# Data in this exercise
▬▬▬

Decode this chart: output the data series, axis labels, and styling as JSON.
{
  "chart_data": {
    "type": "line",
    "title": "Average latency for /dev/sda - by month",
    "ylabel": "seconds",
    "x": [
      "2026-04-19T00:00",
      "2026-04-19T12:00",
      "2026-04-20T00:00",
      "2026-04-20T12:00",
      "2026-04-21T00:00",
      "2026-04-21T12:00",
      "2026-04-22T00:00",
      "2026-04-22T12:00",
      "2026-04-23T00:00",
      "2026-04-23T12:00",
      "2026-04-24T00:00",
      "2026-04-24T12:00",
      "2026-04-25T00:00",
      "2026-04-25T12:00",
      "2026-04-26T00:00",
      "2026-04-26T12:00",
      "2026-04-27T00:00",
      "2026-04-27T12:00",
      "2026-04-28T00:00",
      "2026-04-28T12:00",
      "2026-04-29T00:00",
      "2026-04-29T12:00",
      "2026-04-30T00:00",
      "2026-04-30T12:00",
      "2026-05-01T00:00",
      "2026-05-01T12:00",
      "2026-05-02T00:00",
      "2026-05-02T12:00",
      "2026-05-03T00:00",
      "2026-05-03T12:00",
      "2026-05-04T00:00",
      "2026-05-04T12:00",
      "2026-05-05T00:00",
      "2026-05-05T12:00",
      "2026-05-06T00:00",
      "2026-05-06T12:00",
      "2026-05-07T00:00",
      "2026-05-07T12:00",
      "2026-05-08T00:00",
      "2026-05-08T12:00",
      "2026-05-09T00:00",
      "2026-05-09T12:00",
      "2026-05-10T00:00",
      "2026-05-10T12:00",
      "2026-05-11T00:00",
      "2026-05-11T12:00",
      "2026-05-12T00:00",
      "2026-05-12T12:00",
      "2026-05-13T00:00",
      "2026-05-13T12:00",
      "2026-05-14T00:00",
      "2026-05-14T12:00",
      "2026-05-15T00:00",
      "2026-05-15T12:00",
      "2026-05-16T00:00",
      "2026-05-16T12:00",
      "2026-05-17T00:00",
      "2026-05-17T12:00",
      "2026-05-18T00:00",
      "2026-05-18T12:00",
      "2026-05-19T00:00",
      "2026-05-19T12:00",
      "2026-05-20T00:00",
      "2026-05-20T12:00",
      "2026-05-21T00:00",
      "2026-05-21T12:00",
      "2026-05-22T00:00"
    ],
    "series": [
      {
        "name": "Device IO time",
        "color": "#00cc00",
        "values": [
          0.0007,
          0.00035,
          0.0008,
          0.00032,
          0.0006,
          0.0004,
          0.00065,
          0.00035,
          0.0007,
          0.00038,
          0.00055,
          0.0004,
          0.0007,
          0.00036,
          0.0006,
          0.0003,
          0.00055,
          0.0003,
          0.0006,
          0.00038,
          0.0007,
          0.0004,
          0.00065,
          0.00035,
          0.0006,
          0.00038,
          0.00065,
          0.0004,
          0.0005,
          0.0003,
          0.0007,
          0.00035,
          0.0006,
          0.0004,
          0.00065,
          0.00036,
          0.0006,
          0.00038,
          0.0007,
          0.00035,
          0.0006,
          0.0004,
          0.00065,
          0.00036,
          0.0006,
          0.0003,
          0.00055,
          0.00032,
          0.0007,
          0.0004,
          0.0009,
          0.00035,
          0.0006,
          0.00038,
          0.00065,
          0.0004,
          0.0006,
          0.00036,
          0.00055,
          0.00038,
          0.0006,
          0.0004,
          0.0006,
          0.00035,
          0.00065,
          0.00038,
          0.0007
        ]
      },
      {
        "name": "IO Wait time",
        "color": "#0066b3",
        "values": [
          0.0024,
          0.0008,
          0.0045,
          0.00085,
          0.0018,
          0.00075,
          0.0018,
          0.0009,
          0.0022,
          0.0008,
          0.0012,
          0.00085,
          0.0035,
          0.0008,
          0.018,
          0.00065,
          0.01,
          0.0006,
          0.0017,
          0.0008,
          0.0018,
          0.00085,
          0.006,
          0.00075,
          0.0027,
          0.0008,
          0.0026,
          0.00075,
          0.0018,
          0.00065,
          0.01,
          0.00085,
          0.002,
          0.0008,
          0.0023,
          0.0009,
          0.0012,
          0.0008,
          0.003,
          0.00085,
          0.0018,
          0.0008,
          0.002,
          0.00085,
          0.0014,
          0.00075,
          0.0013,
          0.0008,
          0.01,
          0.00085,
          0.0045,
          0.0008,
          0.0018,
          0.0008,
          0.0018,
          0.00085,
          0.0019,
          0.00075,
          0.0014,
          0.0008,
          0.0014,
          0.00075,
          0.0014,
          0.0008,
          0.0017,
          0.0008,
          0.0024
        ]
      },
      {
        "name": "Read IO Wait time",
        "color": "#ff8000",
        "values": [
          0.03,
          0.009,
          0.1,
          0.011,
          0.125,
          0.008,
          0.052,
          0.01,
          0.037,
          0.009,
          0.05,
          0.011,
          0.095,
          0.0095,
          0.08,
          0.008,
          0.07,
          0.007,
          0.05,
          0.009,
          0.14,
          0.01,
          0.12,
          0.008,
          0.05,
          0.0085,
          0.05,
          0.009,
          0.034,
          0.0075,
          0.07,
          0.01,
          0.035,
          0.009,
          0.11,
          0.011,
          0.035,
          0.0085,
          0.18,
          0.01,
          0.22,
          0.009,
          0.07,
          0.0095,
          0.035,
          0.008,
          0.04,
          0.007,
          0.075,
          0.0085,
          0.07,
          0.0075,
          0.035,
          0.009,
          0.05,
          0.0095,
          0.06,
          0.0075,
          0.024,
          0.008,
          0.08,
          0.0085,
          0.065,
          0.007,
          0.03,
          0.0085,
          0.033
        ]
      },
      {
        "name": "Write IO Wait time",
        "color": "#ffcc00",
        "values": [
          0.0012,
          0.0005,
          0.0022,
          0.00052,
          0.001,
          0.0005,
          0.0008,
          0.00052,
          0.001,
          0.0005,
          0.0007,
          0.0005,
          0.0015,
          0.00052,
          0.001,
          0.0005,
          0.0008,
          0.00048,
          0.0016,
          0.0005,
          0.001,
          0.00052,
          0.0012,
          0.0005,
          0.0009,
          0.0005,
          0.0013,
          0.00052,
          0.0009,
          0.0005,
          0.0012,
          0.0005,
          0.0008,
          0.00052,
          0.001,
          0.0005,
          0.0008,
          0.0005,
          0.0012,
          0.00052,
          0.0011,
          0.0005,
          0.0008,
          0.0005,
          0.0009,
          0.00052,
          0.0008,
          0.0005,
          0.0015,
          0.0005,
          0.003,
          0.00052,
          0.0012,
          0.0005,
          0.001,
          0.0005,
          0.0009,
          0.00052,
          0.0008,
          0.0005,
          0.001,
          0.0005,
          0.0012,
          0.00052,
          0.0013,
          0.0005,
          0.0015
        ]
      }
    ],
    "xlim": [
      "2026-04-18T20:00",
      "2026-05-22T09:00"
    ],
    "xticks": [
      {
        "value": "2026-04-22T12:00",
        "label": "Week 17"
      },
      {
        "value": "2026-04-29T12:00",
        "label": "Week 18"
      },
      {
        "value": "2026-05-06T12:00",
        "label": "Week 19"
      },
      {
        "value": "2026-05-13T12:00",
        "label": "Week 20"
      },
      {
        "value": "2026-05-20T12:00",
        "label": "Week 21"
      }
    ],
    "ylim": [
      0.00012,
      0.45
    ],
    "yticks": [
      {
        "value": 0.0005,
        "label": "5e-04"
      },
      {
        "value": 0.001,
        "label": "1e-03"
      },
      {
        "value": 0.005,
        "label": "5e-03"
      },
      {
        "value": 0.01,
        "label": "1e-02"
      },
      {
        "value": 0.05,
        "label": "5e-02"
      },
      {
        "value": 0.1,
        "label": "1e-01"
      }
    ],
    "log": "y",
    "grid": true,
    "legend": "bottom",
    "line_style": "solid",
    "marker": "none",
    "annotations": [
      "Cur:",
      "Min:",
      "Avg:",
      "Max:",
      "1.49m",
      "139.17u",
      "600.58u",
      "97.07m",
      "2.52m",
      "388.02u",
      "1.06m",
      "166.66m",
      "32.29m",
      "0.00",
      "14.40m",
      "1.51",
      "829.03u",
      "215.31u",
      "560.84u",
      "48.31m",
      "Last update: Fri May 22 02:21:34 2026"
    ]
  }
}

▬▬▬

# Set task
What is the number of lines containing "Wait"? Give that number only.

# The solution
3